# What you should do
Check each line of the listing below for the string "supports", and copy the ones that have it.
* * *
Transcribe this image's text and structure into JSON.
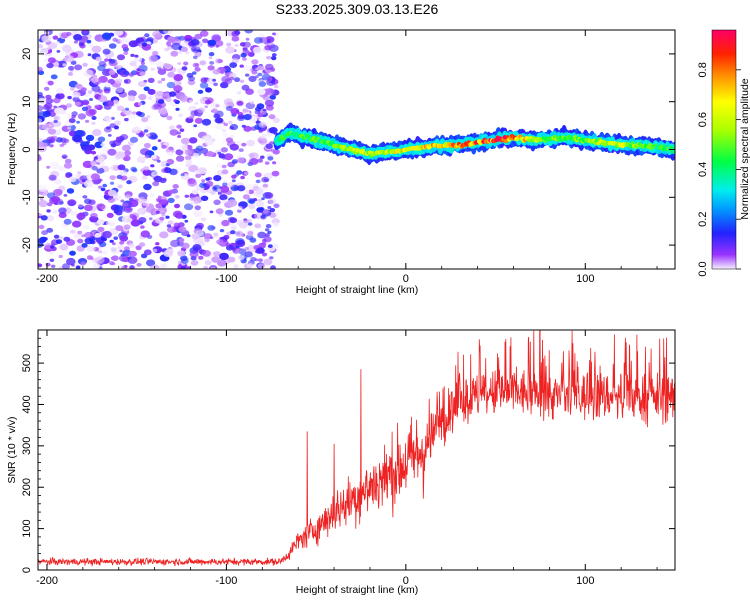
{
  "title": "S233.2025.309.03.13.E26",
  "chart_data": [
    {
      "type": "heatmap",
      "name": "spectrogram",
      "xlabel": "Height of straight line (km)",
      "ylabel": "Frequency (Hz)",
      "xlim": [
        -205,
        150
      ],
      "ylim": [
        -25,
        25
      ],
      "xticks": [
        -200,
        -100,
        0,
        100
      ],
      "yticks": [
        -20,
        -10,
        0,
        10,
        20
      ],
      "noise_region": [
        -205,
        -72
      ],
      "ridge": {
        "x": [
          -72,
          -65,
          -60,
          -50,
          -40,
          -30,
          -20,
          -10,
          0,
          10,
          20,
          30,
          40,
          50,
          60,
          70,
          80,
          90,
          100,
          110,
          120,
          130,
          140,
          150
        ],
        "freq": [
          1.5,
          3.5,
          3.0,
          2.0,
          1.0,
          0.0,
          -1.0,
          -0.5,
          0.0,
          0.5,
          0.8,
          1.0,
          1.5,
          2.0,
          2.5,
          2.0,
          2.2,
          2.5,
          1.8,
          1.5,
          1.0,
          0.8,
          0.5,
          0.0
        ],
        "amplitude": [
          0.4,
          0.45,
          0.45,
          0.45,
          0.5,
          0.55,
          0.6,
          0.6,
          0.65,
          0.7,
          0.7,
          0.75,
          0.8,
          0.85,
          0.8,
          0.6,
          0.5,
          0.5,
          0.5,
          0.55,
          0.6,
          0.5,
          0.45,
          0.45
        ]
      },
      "colorbar": {
        "label": "Normalized spectral amplitude",
        "range": [
          0.0,
          0.9
        ],
        "ticks": [
          "0.0",
          "0.2",
          "0.4",
          "0.6",
          "0.8"
        ]
      }
    },
    {
      "type": "line",
      "name": "snr",
      "xlabel": "Height of straight line (km)",
      "ylabel": "SNR (10 * v/v)",
      "xlim": [
        -205,
        150
      ],
      "ylim": [
        0,
        580
      ],
      "xticks": [
        -200,
        -100,
        0,
        100
      ],
      "yticks": [
        0,
        100,
        200,
        300,
        400,
        500
      ],
      "series": [
        {
          "name": "SNR",
          "color": "#ee2222",
          "x": [
            -205,
            -100,
            -70,
            -65,
            -60,
            -50,
            -40,
            -30,
            -20,
            -10,
            0,
            10,
            20,
            30,
            40,
            60,
            80,
            100,
            120,
            150
          ],
          "y": [
            20,
            20,
            20,
            40,
            70,
            100,
            140,
            170,
            200,
            230,
            260,
            290,
            360,
            400,
            420,
            430,
            420,
            420,
            420,
            415
          ],
          "spikes": [
            {
              "x": -55,
              "y": 335
            },
            {
              "x": -40,
              "y": 305
            },
            {
              "x": -25,
              "y": 485
            }
          ]
        }
      ]
    }
  ]
}
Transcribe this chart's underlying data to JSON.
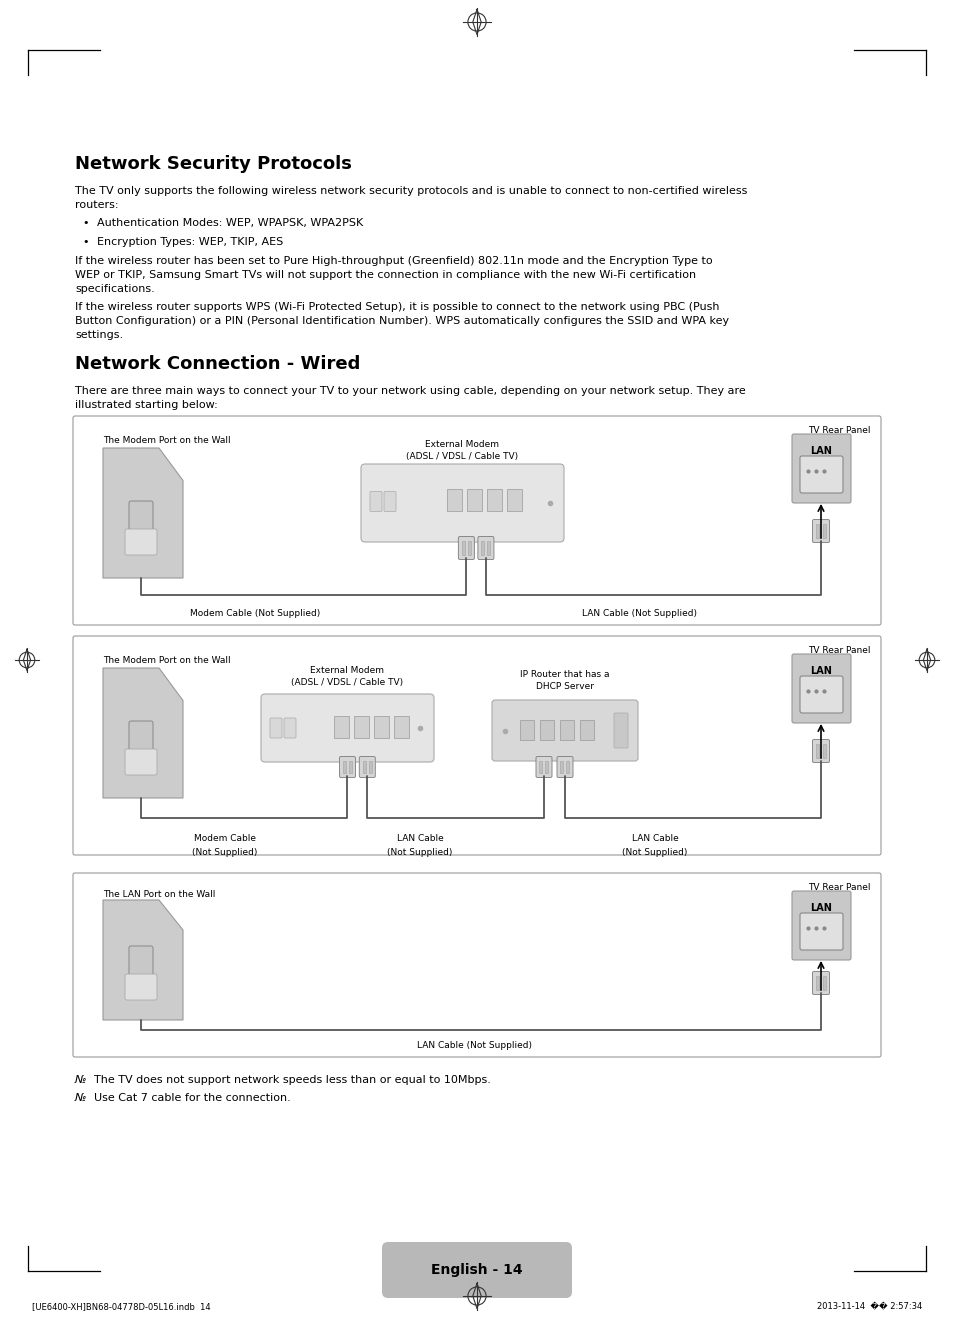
{
  "bg_color": "#ffffff",
  "page_width": 9.54,
  "page_height": 13.21,
  "title1": "Network Security Protocols",
  "title2": "Network Connection - Wired",
  "body1_line1": "The TV only supports the following wireless network security protocols and is unable to connect to non-certified wireless",
  "body1_line2": "routers:",
  "bullet1": "Authentication Modes: WEP, WPAPSK, WPA2PSK",
  "bullet2": "Encryption Types: WEP, TKIP, AES",
  "body2_line1": "If the wireless router has been set to Pure High-throughput (Greenfield) 802.11n mode and the Encryption Type to",
  "body2_line2": "WEP or TKIP, Samsung Smart TVs will not support the connection in compliance with the new Wi-Fi certification",
  "body2_line3": "specifications.",
  "body3_line1": "If the wireless router supports WPS (Wi-Fi Protected Setup), it is possible to connect to the network using PBC (Push",
  "body3_line2": "Button Configuration) or a PIN (Personal Identification Number). WPS automatically configures the SSID and WPA key",
  "body3_line3": "settings.",
  "body4_line1": "There are three main ways to connect your TV to your network using cable, depending on your network setup. They are",
  "body4_line2": "illustrated starting below:",
  "note1": "The TV does not support network speeds less than or equal to 10Mbps.",
  "note2": "Use Cat 7 cable for the connection.",
  "footer_left": "[UE6400-XH]BN68-04778D-05L16.indb  14",
  "footer_right": "2013-11-14  �� 2:57:34",
  "footer_center": "English - 14",
  "diagram1_label_wall": "The Modem Port on the Wall",
  "diagram1_label_modem_line1": "External Modem",
  "diagram1_label_modem_line2": "(ADSL / VDSL / Cable TV)",
  "diagram1_label_tv": "TV Rear Panel",
  "diagram1_cable1": "Modem Cable (Not Supplied)",
  "diagram1_cable2": "LAN Cable (Not Supplied)",
  "diagram2_label_wall": "The Modem Port on the Wall",
  "diagram2_label_modem_line1": "External Modem",
  "diagram2_label_modem_line2": "(ADSL / VDSL / Cable TV)",
  "diagram2_label_router_line1": "IP Router that has a",
  "diagram2_label_router_line2": "DHCP Server",
  "diagram2_label_tv": "TV Rear Panel",
  "diagram2_cable1_line1": "Modem Cable",
  "diagram2_cable1_line2": "(Not Supplied)",
  "diagram2_cable2_line1": "LAN Cable",
  "diagram2_cable2_line2": "(Not Supplied)",
  "diagram2_cable3_line1": "LAN Cable",
  "diagram2_cable3_line2": "(Not Supplied)",
  "diagram3_label_wall": "The LAN Port on the Wall",
  "diagram3_label_tv": "TV Rear Panel",
  "diagram3_cable1": "LAN Cable (Not Supplied)",
  "lan_label": "LAN"
}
* * *
# Task result
  "body1_line1": "The TV only supports the following wireless network security protocols and is unable to connect to non-certified wireless",
  "body3_line1": "If the wireless router supports WPS (Wi-Fi Protected Setup), it is possible to connect to the network using PBC (Push",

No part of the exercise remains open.